Records excerpted from a collection:
-- -- --

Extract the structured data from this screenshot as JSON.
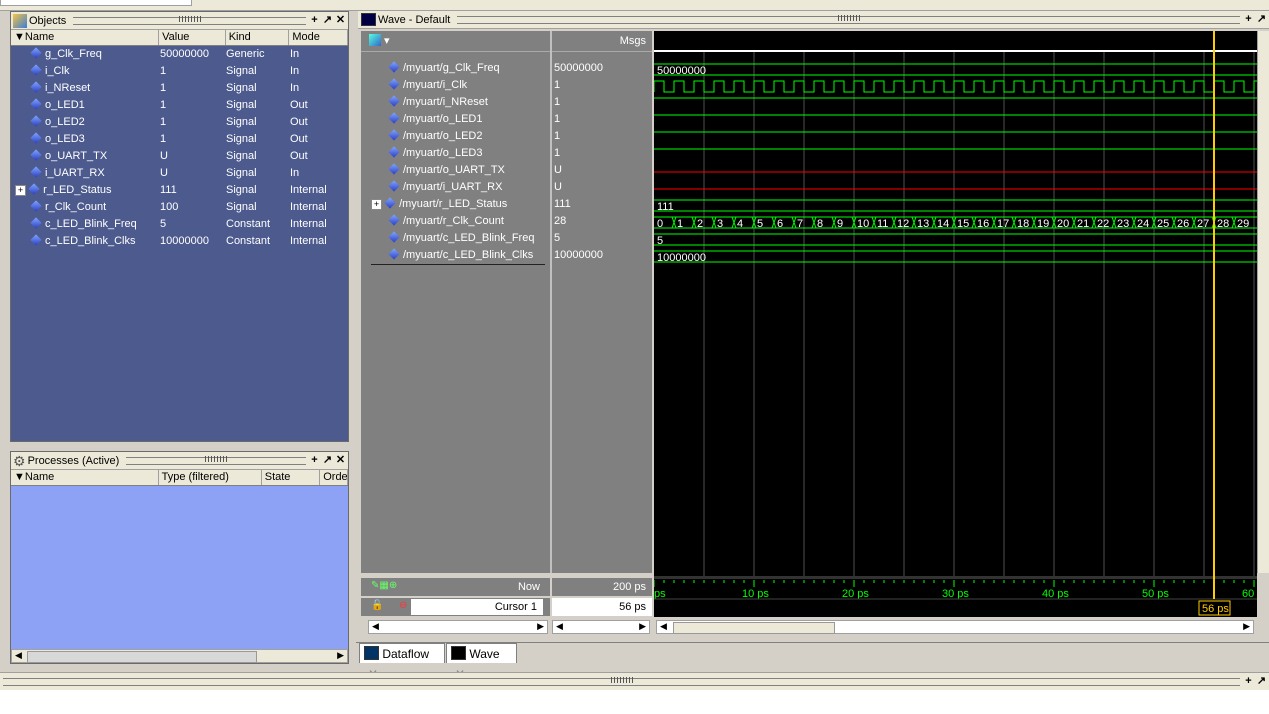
{
  "objects": {
    "title": "Objects",
    "columns": [
      "Name",
      "Value",
      "Kind",
      "Mode"
    ],
    "rows": [
      {
        "name": "g_Clk_Freq",
        "value": "50000000",
        "kind": "Generic",
        "mode": "In"
      },
      {
        "name": "i_Clk",
        "value": "1",
        "kind": "Signal",
        "mode": "In"
      },
      {
        "name": "i_NReset",
        "value": "1",
        "kind": "Signal",
        "mode": "In"
      },
      {
        "name": "o_LED1",
        "value": "1",
        "kind": "Signal",
        "mode": "Out"
      },
      {
        "name": "o_LED2",
        "value": "1",
        "kind": "Signal",
        "mode": "Out"
      },
      {
        "name": "o_LED3",
        "value": "1",
        "kind": "Signal",
        "mode": "Out"
      },
      {
        "name": "o_UART_TX",
        "value": "U",
        "kind": "Signal",
        "mode": "Out"
      },
      {
        "name": "i_UART_RX",
        "value": "U",
        "kind": "Signal",
        "mode": "In"
      },
      {
        "name": "r_LED_Status",
        "value": "111",
        "kind": "Signal",
        "mode": "Internal"
      },
      {
        "name": "r_Clk_Count",
        "value": "100",
        "kind": "Signal",
        "mode": "Internal"
      },
      {
        "name": "c_LED_Blink_Freq",
        "value": "5",
        "kind": "Constant",
        "mode": "Internal"
      },
      {
        "name": "c_LED_Blink_Clks",
        "value": "10000000",
        "kind": "Constant",
        "mode": "Internal"
      }
    ]
  },
  "processes": {
    "title": "Processes (Active)",
    "columns": [
      "Name",
      "Type (filtered)",
      "State",
      "Orde"
    ]
  },
  "wave": {
    "title": "Wave - Default",
    "msgs_label": "Msgs",
    "signals": [
      {
        "path": "/myuart/g_Clk_Freq",
        "value": "50000000"
      },
      {
        "path": "/myuart/i_Clk",
        "value": "1"
      },
      {
        "path": "/myuart/i_NReset",
        "value": "1"
      },
      {
        "path": "/myuart/o_LED1",
        "value": "1"
      },
      {
        "path": "/myuart/o_LED2",
        "value": "1"
      },
      {
        "path": "/myuart/o_LED3",
        "value": "1"
      },
      {
        "path": "/myuart/o_UART_TX",
        "value": "U"
      },
      {
        "path": "/myuart/i_UART_RX",
        "value": "U"
      },
      {
        "path": "/myuart/r_LED_Status",
        "value": "111"
      },
      {
        "path": "/myuart/r_Clk_Count",
        "value": "28"
      },
      {
        "path": "/myuart/c_LED_Blink_Freq",
        "value": "5"
      },
      {
        "path": "/myuart/c_LED_Blink_Clks",
        "value": "10000000"
      }
    ],
    "trace_labels": {
      "g_clk_freq": "50000000",
      "r_led_status": "111",
      "c_led_blink_freq": "5",
      "c_led_blink_clks": "10000000"
    },
    "count_values": [
      "0",
      "1",
      "2",
      "3",
      "4",
      "5",
      "6",
      "7",
      "8",
      "9",
      "10",
      "11",
      "12",
      "13",
      "14",
      "15",
      "16",
      "17",
      "18",
      "19",
      "20",
      "21",
      "22",
      "23",
      "24",
      "25",
      "26",
      "27",
      "28",
      "29"
    ],
    "now_label": "Now",
    "now_value": "200 ps",
    "cursor_label": "Cursor 1",
    "cursor_value": "56 ps",
    "cursor_marker": "56 ps",
    "cursor_time": 56,
    "time_ticks": [
      "ps",
      "10 ps",
      "20 ps",
      "30 ps",
      "40 ps",
      "50 ps",
      "60"
    ],
    "colors": {
      "wave": "#00ff00",
      "undefined": "#ff0000",
      "cursor": "#ffcc00",
      "bg": "#000000"
    }
  },
  "tabs": [
    {
      "label": "Dataflow",
      "icon": "dataflow-icon"
    },
    {
      "label": "Wave",
      "icon": "wave-icon"
    }
  ]
}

-- -- --

| Task instructions |
Repeat each line of the records above exactly, but do not copy the pictures.

| The completed task |
Extract the structured data from this screenshot as JSON.
{
  "objects": {
    "title": "Objects",
    "columns": [
      "Name",
      "Value",
      "Kind",
      "Mode"
    ],
    "rows": [
      {
        "name": "g_Clk_Freq",
        "value": "50000000",
        "kind": "Generic",
        "mode": "In"
      },
      {
        "name": "i_Clk",
        "value": "1",
        "kind": "Signal",
        "mode": "In"
      },
      {
        "name": "i_NReset",
        "value": "1",
        "kind": "Signal",
        "mode": "In"
      },
      {
        "name": "o_LED1",
        "value": "1",
        "kind": "Signal",
        "mode": "Out"
      },
      {
        "name": "o_LED2",
        "value": "1",
        "kind": "Signal",
        "mode": "Out"
      },
      {
        "name": "o_LED3",
        "value": "1",
        "kind": "Signal",
        "mode": "Out"
      },
      {
        "name": "o_UART_TX",
        "value": "U",
        "kind": "Signal",
        "mode": "Out"
      },
      {
        "name": "i_UART_RX",
        "value": "U",
        "kind": "Signal",
        "mode": "In"
      },
      {
        "name": "r_LED_Status",
        "value": "111",
        "kind": "Signal",
        "mode": "Internal"
      },
      {
        "name": "r_Clk_Count",
        "value": "100",
        "kind": "Signal",
        "mode": "Internal"
      },
      {
        "name": "c_LED_Blink_Freq",
        "value": "5",
        "kind": "Constant",
        "mode": "Internal"
      },
      {
        "name": "c_LED_Blink_Clks",
        "value": "10000000",
        "kind": "Constant",
        "mode": "Internal"
      }
    ]
  },
  "processes": {
    "title": "Processes (Active)",
    "columns": [
      "Name",
      "Type (filtered)",
      "State",
      "Orde"
    ]
  },
  "wave": {
    "title": "Wave - Default",
    "msgs_label": "Msgs",
    "signals": [
      {
        "path": "/myuart/g_Clk_Freq",
        "value": "50000000"
      },
      {
        "path": "/myuart/i_Clk",
        "value": "1"
      },
      {
        "path": "/myuart/i_NReset",
        "value": "1"
      },
      {
        "path": "/myuart/o_LED1",
        "value": "1"
      },
      {
        "path": "/myuart/o_LED2",
        "value": "1"
      },
      {
        "path": "/myuart/o_LED3",
        "value": "1"
      },
      {
        "path": "/myuart/o_UART_TX",
        "value": "U"
      },
      {
        "path": "/myuart/i_UART_RX",
        "value": "U"
      },
      {
        "path": "/myuart/r_LED_Status",
        "value": "111"
      },
      {
        "path": "/myuart/r_Clk_Count",
        "value": "28"
      },
      {
        "path": "/myuart/c_LED_Blink_Freq",
        "value": "5"
      },
      {
        "path": "/myuart/c_LED_Blink_Clks",
        "value": "10000000"
      }
    ],
    "trace_labels": {
      "g_clk_freq": "50000000",
      "r_led_status": "111",
      "c_led_blink_freq": "5",
      "c_led_blink_clks": "10000000"
    },
    "count_values": [
      "0",
      "1",
      "2",
      "3",
      "4",
      "5",
      "6",
      "7",
      "8",
      "9",
      "10",
      "11",
      "12",
      "13",
      "14",
      "15",
      "16",
      "17",
      "18",
      "19",
      "20",
      "21",
      "22",
      "23",
      "24",
      "25",
      "26",
      "27",
      "28",
      "29"
    ],
    "now_label": "Now",
    "now_value": "200 ps",
    "cursor_label": "Cursor 1",
    "cursor_value": "56 ps",
    "cursor_marker": "56 ps",
    "cursor_time": 56,
    "time_ticks": [
      "ps",
      "10 ps",
      "20 ps",
      "30 ps",
      "40 ps",
      "50 ps",
      "60"
    ],
    "colors": {
      "wave": "#00ff00",
      "undefined": "#ff0000",
      "cursor": "#ffcc00",
      "bg": "#000000"
    }
  },
  "tabs": [
    {
      "label": "Dataflow",
      "icon": "dataflow-icon"
    },
    {
      "label": "Wave",
      "icon": "wave-icon"
    }
  ]
}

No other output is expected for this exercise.